Exercise: Give the data below again exactly as written, without its pictures.

Stored entries:
** START **
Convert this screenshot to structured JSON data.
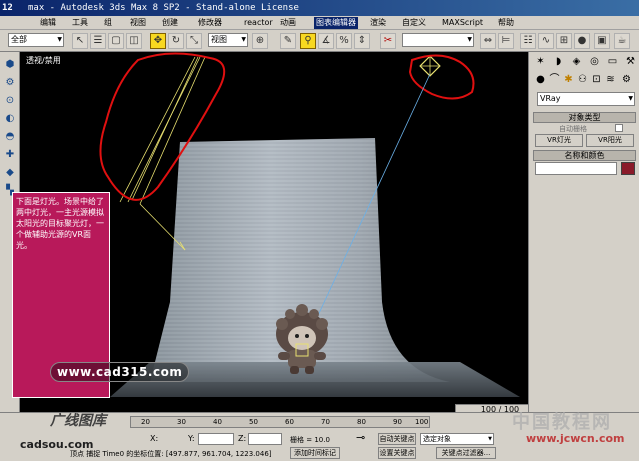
{
  "title_bar": {
    "number": "12",
    "title": "max - Autodesk 3ds Max 8 SP2  - Stand-alone License"
  },
  "menu": [
    {
      "label": "编辑"
    },
    {
      "label": "工具"
    },
    {
      "label": "组"
    },
    {
      "label": "视图"
    },
    {
      "label": "创建"
    },
    {
      "label": "修改器"
    },
    {
      "label": "reactor"
    },
    {
      "label": "动画"
    },
    {
      "label": "图表编辑器"
    },
    {
      "label": "渲染"
    },
    {
      "label": "自定义"
    },
    {
      "label": "MAXScript"
    },
    {
      "label": "帮助"
    }
  ],
  "toolbar": {
    "selection_filter": "全部",
    "coord_system": "视图"
  },
  "viewport": {
    "label": "透视/禁用",
    "frame_counter": "100 / 100"
  },
  "command_panel": {
    "category_dropdown": "VRay",
    "rollout_object_type": "对象类型",
    "auto_grid_label": "自动栅格",
    "buttons": [
      "VR灯光",
      "VR阳光"
    ],
    "rollout_name_color": "名称和颜色",
    "object_color": "#8a1a2a"
  },
  "annotation": {
    "text": "下面是灯光。场景中给了两中灯光，一主光源模拟太阳光的目标聚光灯，一个做辅助光源的VR面光。"
  },
  "timeline": {
    "ticks": [
      "20",
      "30",
      "40",
      "50",
      "60",
      "70",
      "80",
      "90",
      "100"
    ]
  },
  "status": {
    "x_label": "X:",
    "y_label": "Y:",
    "z_label": "Z:",
    "grid_text": "栅格 = 10.0",
    "auto_key_label": "自动关键点",
    "selected_dropdown": "选定对象",
    "set_key_label": "设置关键点",
    "key_filter_label": "关键点过滤器...",
    "bottom_line": "顶点  捕捉 Time0  的坐标位置: [497.877, 961.704, 1223.046]",
    "add_time_tag": "添加时间标记"
  },
  "watermarks": {
    "site": "www.cad315.com",
    "logo_text": "广线图库",
    "logo_sub": "cadsou.com",
    "cn_site": "中国教程网",
    "cn_url": "www.jcwcn.com"
  }
}
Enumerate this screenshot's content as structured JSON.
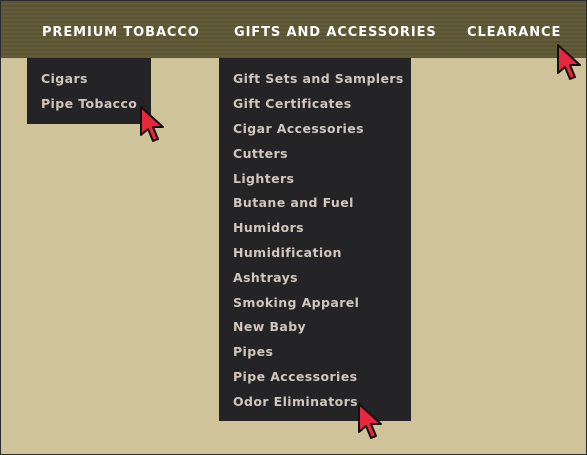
{
  "nav": {
    "items": [
      {
        "label": "PREMIUM TOBACCO"
      },
      {
        "label": "GIFTS AND ACCESSORIES"
      },
      {
        "label": "CLEARANCE"
      }
    ]
  },
  "dropdown_tobacco": {
    "items": [
      "Cigars",
      "Pipe Tobacco"
    ]
  },
  "dropdown_gifts": {
    "items": [
      "Gift Sets and Samplers",
      "Gift Certificates",
      "Cigar Accessories",
      "Cutters",
      "Lighters",
      "Butane and Fuel",
      "Humidors",
      "Humidification",
      "Ashtrays",
      "Smoking Apparel",
      "New Baby",
      "Pipes",
      "Pipe Accessories",
      "Odor Eliminators"
    ]
  },
  "colors": {
    "navbar": "#5e5837",
    "page_bg": "#cfc39a",
    "dropdown_bg": "#242325",
    "cursor": "#e8263c"
  },
  "icons": [
    "cursor-arrow-icon"
  ]
}
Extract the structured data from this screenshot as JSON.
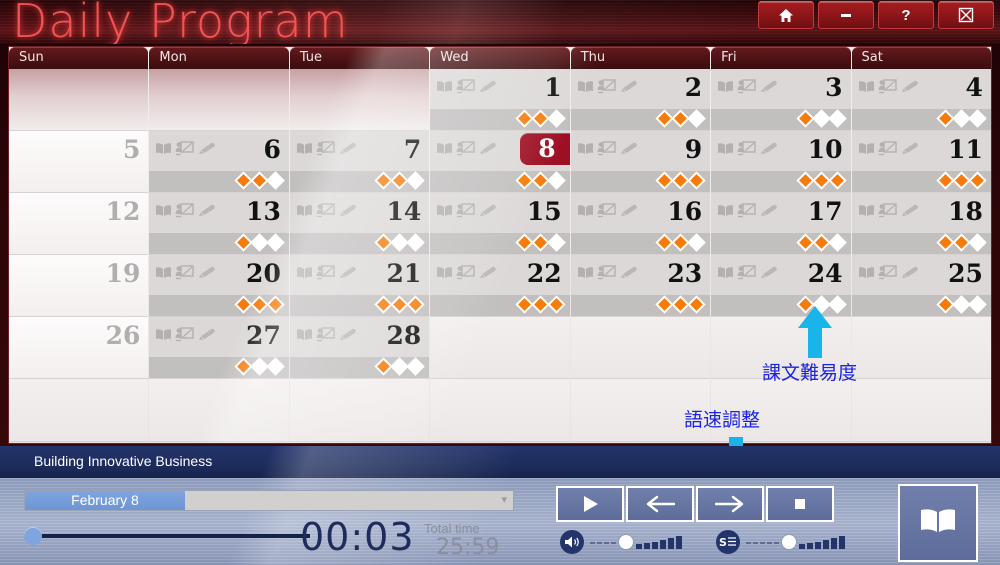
{
  "window": {
    "title": "Daily Program",
    "buttons": [
      {
        "name": "home-button",
        "icon": "home-icon",
        "label": ""
      },
      {
        "name": "minimize-button",
        "icon": "minimize-icon",
        "label": ""
      },
      {
        "name": "help-button",
        "icon": "question-icon",
        "label": "?"
      },
      {
        "name": "close-button",
        "icon": "close-box-icon",
        "label": ""
      }
    ]
  },
  "calendar": {
    "day_headers": [
      "Sun",
      "Mon",
      "Tue",
      "Wed",
      "Thu",
      "Fri",
      "Sat"
    ],
    "selected_day": 8,
    "cell_icons": [
      "book-icon",
      "presentation-icon",
      "pencil-icon"
    ],
    "rating_max": 3,
    "weeks": [
      [
        {
          "day": "",
          "type": "pad"
        },
        {
          "day": "",
          "type": "pad"
        },
        {
          "day": "",
          "type": "pad"
        },
        {
          "day": "1",
          "type": "active",
          "rating": 2
        },
        {
          "day": "2",
          "type": "active",
          "rating": 2
        },
        {
          "day": "3",
          "type": "active",
          "rating": 1
        },
        {
          "day": "4",
          "type": "active",
          "rating": 1
        }
      ],
      [
        {
          "day": "5",
          "type": "sunday"
        },
        {
          "day": "6",
          "type": "active",
          "rating": 2
        },
        {
          "day": "7",
          "type": "active",
          "rating": 2
        },
        {
          "day": "8",
          "type": "selected",
          "rating": 2
        },
        {
          "day": "9",
          "type": "active",
          "rating": 3
        },
        {
          "day": "10",
          "type": "active",
          "rating": 3
        },
        {
          "day": "11",
          "type": "active",
          "rating": 3
        }
      ],
      [
        {
          "day": "12",
          "type": "sunday"
        },
        {
          "day": "13",
          "type": "active",
          "rating": 1
        },
        {
          "day": "14",
          "type": "active",
          "rating": 1
        },
        {
          "day": "15",
          "type": "active",
          "rating": 2
        },
        {
          "day": "16",
          "type": "active",
          "rating": 2
        },
        {
          "day": "17",
          "type": "active",
          "rating": 2
        },
        {
          "day": "18",
          "type": "active",
          "rating": 2
        }
      ],
      [
        {
          "day": "19",
          "type": "sunday"
        },
        {
          "day": "20",
          "type": "active",
          "rating": 3
        },
        {
          "day": "21",
          "type": "active",
          "rating": 3
        },
        {
          "day": "22",
          "type": "active",
          "rating": 3
        },
        {
          "day": "23",
          "type": "active",
          "rating": 3
        },
        {
          "day": "24",
          "type": "active",
          "rating": 1
        },
        {
          "day": "25",
          "type": "active",
          "rating": 1
        }
      ],
      [
        {
          "day": "26",
          "type": "sunday"
        },
        {
          "day": "27",
          "type": "active",
          "rating": 1
        },
        {
          "day": "28",
          "type": "active",
          "rating": 1
        },
        {
          "day": "",
          "type": "blank"
        },
        {
          "day": "",
          "type": "blank"
        },
        {
          "day": "",
          "type": "blank"
        },
        {
          "day": "",
          "type": "blank"
        }
      ],
      [
        {
          "day": "",
          "type": "blank"
        },
        {
          "day": "",
          "type": "blank"
        },
        {
          "day": "",
          "type": "blank"
        },
        {
          "day": "",
          "type": "blank"
        },
        {
          "day": "",
          "type": "blank"
        },
        {
          "day": "",
          "type": "blank"
        },
        {
          "day": "",
          "type": "blank"
        }
      ]
    ]
  },
  "player": {
    "lesson_title": "Building Innovative Business",
    "date_select": {
      "value": "February 8",
      "placeholder": ""
    },
    "current_time": "00:03",
    "total_time_label": "Total time",
    "total_time": "25:59",
    "progress_percent": 3,
    "controls": [
      {
        "name": "play-button",
        "icon": "play-icon"
      },
      {
        "name": "previous-button",
        "icon": "arrow-left-icon"
      },
      {
        "name": "next-button",
        "icon": "arrow-right-icon"
      },
      {
        "name": "stop-button",
        "icon": "stop-icon"
      }
    ],
    "volume_slider": {
      "icon": "speaker-icon",
      "level": 5,
      "dashes": 4,
      "bars": 6
    },
    "speed_slider": {
      "icon": "speed-text-icon",
      "level": 5,
      "dashes": 5,
      "bars": 6
    },
    "book_button": {
      "name": "textbook-button",
      "icon": "book-open-icon"
    }
  },
  "annotations": [
    {
      "text": "課文難易度",
      "arrow": "up",
      "target": "rating-diamonds"
    },
    {
      "text": "語速調整",
      "arrow": "down",
      "target": "speed-slider"
    }
  ],
  "colors": {
    "accent_red": "#9d0f22",
    "title_glow": "#ff5a5a",
    "diamond_on": "#f77b0a",
    "player_navy": "#23346b",
    "annotation_blue": "#1a23e0",
    "arrow_cyan": "#19b5ea"
  }
}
** END **
Answer to the problem:
Convert this screenshot to structured JSON data.
{
  "title_bar": {
    "number": "12",
    "title": "max - Autodesk 3ds Max 8 SP2  - Stand-alone License"
  },
  "menu": [
    {
      "label": "编辑"
    },
    {
      "label": "工具"
    },
    {
      "label": "组"
    },
    {
      "label": "视图"
    },
    {
      "label": "创建"
    },
    {
      "label": "修改器"
    },
    {
      "label": "reactor"
    },
    {
      "label": "动画"
    },
    {
      "label": "图表编辑器"
    },
    {
      "label": "渲染"
    },
    {
      "label": "自定义"
    },
    {
      "label": "MAXScript"
    },
    {
      "label": "帮助"
    }
  ],
  "toolbar": {
    "selection_filter": "全部",
    "coord_system": "视图"
  },
  "viewport": {
    "label": "透视/禁用",
    "frame_counter": "100 / 100"
  },
  "command_panel": {
    "category_dropdown": "VRay",
    "rollout_object_type": "对象类型",
    "auto_grid_label": "自动栅格",
    "buttons": [
      "VR灯光",
      "VR阳光"
    ],
    "rollout_name_color": "名称和颜色",
    "object_color": "#8a1a2a"
  },
  "annotation": {
    "text": "下面是灯光。场景中给了两中灯光，一主光源模拟太阳光的目标聚光灯，一个做辅助光源的VR面光。"
  },
  "timeline": {
    "ticks": [
      "20",
      "30",
      "40",
      "50",
      "60",
      "70",
      "80",
      "90",
      "100"
    ]
  },
  "status": {
    "x_label": "X:",
    "y_label": "Y:",
    "z_label": "Z:",
    "grid_text": "栅格 = 10.0",
    "auto_key_label": "自动关键点",
    "selected_dropdown": "选定对象",
    "set_key_label": "设置关键点",
    "key_filter_label": "关键点过滤器...",
    "bottom_line": "顶点  捕捉 Time0  的坐标位置: [497.877, 961.704, 1223.046]",
    "add_time_tag": "添加时间标记"
  },
  "watermarks": {
    "site": "www.cad315.com",
    "logo_text": "广线图库",
    "logo_sub": "cadsou.com",
    "cn_site": "中国教程网",
    "cn_url": "www.jcwcn.com"
  }
}
Enumerate this screenshot's content as structured JSON.
{
  "nav": {
    "items": [
      {
        "label": "PREMIUM TOBACCO"
      },
      {
        "label": "GIFTS AND ACCESSORIES"
      },
      {
        "label": "CLEARANCE"
      }
    ]
  },
  "dropdown_tobacco": {
    "items": [
      "Cigars",
      "Pipe Tobacco"
    ]
  },
  "dropdown_gifts": {
    "items": [
      "Gift Sets and Samplers",
      "Gift Certificates",
      "Cigar Accessories",
      "Cutters",
      "Lighters",
      "Butane and Fuel",
      "Humidors",
      "Humidification",
      "Ashtrays",
      "Smoking Apparel",
      "New Baby",
      "Pipes",
      "Pipe Accessories",
      "Odor Eliminators"
    ]
  },
  "colors": {
    "navbar": "#5e5837",
    "page_bg": "#cfc39a",
    "dropdown_bg": "#242325",
    "cursor": "#e8263c"
  },
  "icons": [
    "cursor-arrow-icon"
  ]
}
Extract the structured data from this screenshot as JSON.
{
  "window": {
    "title": "Daily Program",
    "buttons": [
      {
        "name": "home-button",
        "icon": "home-icon",
        "label": ""
      },
      {
        "name": "minimize-button",
        "icon": "minimize-icon",
        "label": ""
      },
      {
        "name": "help-button",
        "icon": "question-icon",
        "label": "?"
      },
      {
        "name": "close-button",
        "icon": "close-box-icon",
        "label": ""
      }
    ]
  },
  "calendar": {
    "day_headers": [
      "Sun",
      "Mon",
      "Tue",
      "Wed",
      "Thu",
      "Fri",
      "Sat"
    ],
    "selected_day": 8,
    "cell_icons": [
      "book-icon",
      "presentation-icon",
      "pencil-icon"
    ],
    "rating_max": 3,
    "weeks": [
      [
        {
          "day": "",
          "type": "pad"
        },
        {
          "day": "",
          "type": "pad"
        },
        {
          "day": "",
          "type": "pad"
        },
        {
          "day": "1",
          "type": "active",
          "rating": 2
        },
        {
          "day": "2",
          "type": "active",
          "rating": 2
        },
        {
          "day": "3",
          "type": "active",
          "rating": 1
        },
        {
          "day": "4",
          "type": "active",
          "rating": 1
        }
      ],
      [
        {
          "day": "5",
          "type": "sunday"
        },
        {
          "day": "6",
          "type": "active",
          "rating": 2
        },
        {
          "day": "7",
          "type": "active",
          "rating": 2
        },
        {
          "day": "8",
          "type": "selected",
          "rating": 2
        },
        {
          "day": "9",
          "type": "active",
          "rating": 3
        },
        {
          "day": "10",
          "type": "active",
          "rating": 3
        },
        {
          "day": "11",
          "type": "active",
          "rating": 3
        }
      ],
      [
        {
          "day": "12",
          "type": "sunday"
        },
        {
          "day": "13",
          "type": "active",
          "rating": 1
        },
        {
          "day": "14",
          "type": "active",
          "rating": 1
        },
        {
          "day": "15",
          "type": "active",
          "rating": 2
        },
        {
          "day": "16",
          "type": "active",
          "rating": 2
        },
        {
          "day": "17",
          "type": "active",
          "rating": 2
        },
        {
          "day": "18",
          "type": "active",
          "rating": 2
        }
      ],
      [
        {
          "day": "19",
          "type": "sunday"
        },
        {
          "day": "20",
          "type": "active",
          "rating": 3
        },
        {
          "day": "21",
          "type": "active",
          "rating": 3
        },
        {
          "day": "22",
          "type": "active",
          "rating": 3
        },
        {
          "day": "23",
          "type": "active",
          "rating": 3
        },
        {
          "day": "24",
          "type": "active",
          "rating": 1
        },
        {
          "day": "25",
          "type": "active",
          "rating": 1
        }
      ],
      [
        {
          "day": "26",
          "type": "sunday"
        },
        {
          "day": "27",
          "type": "active",
          "rating": 1
        },
        {
          "day": "28",
          "type": "active",
          "rating": 1
        },
        {
          "day": "",
          "type": "blank"
        },
        {
          "day": "",
          "type": "blank"
        },
        {
          "day": "",
          "type": "blank"
        },
        {
          "day": "",
          "type": "blank"
        }
      ],
      [
        {
          "day": "",
          "type": "blank"
        },
        {
          "day": "",
          "type": "blank"
        },
        {
          "day": "",
          "type": "blank"
        },
        {
          "day": "",
          "type": "blank"
        },
        {
          "day": "",
          "type": "blank"
        },
        {
          "day": "",
          "type": "blank"
        },
        {
          "day": "",
          "type": "blank"
        }
      ]
    ]
  },
  "player": {
    "lesson_title": "Building Innovative Business",
    "date_select": {
      "value": "February 8",
      "placeholder": ""
    },
    "current_time": "00:03",
    "total_time_label": "Total time",
    "total_time": "25:59",
    "progress_percent": 3,
    "controls": [
      {
        "name": "play-button",
        "icon": "play-icon"
      },
      {
        "name": "previous-button",
        "icon": "arrow-left-icon"
      },
      {
        "name": "next-button",
        "icon": "arrow-right-icon"
      },
      {
        "name": "stop-button",
        "icon": "stop-icon"
      }
    ],
    "volume_slider": {
      "icon": "speaker-icon",
      "level": 5,
      "dashes": 4,
      "bars": 6
    },
    "speed_slider": {
      "icon": "speed-text-icon",
      "level": 5,
      "dashes": 5,
      "bars": 6
    },
    "book_button": {
      "name": "textbook-button",
      "icon": "book-open-icon"
    }
  },
  "annotations": [
    {
      "text": "課文難易度",
      "arrow": "up",
      "target": "rating-diamonds"
    },
    {
      "text": "語速調整",
      "arrow": "down",
      "target": "speed-slider"
    }
  ],
  "colors": {
    "accent_red": "#9d0f22",
    "title_glow": "#ff5a5a",
    "diamond_on": "#f77b0a",
    "player_navy": "#23346b",
    "annotation_blue": "#1a23e0",
    "arrow_cyan": "#19b5ea"
  }
}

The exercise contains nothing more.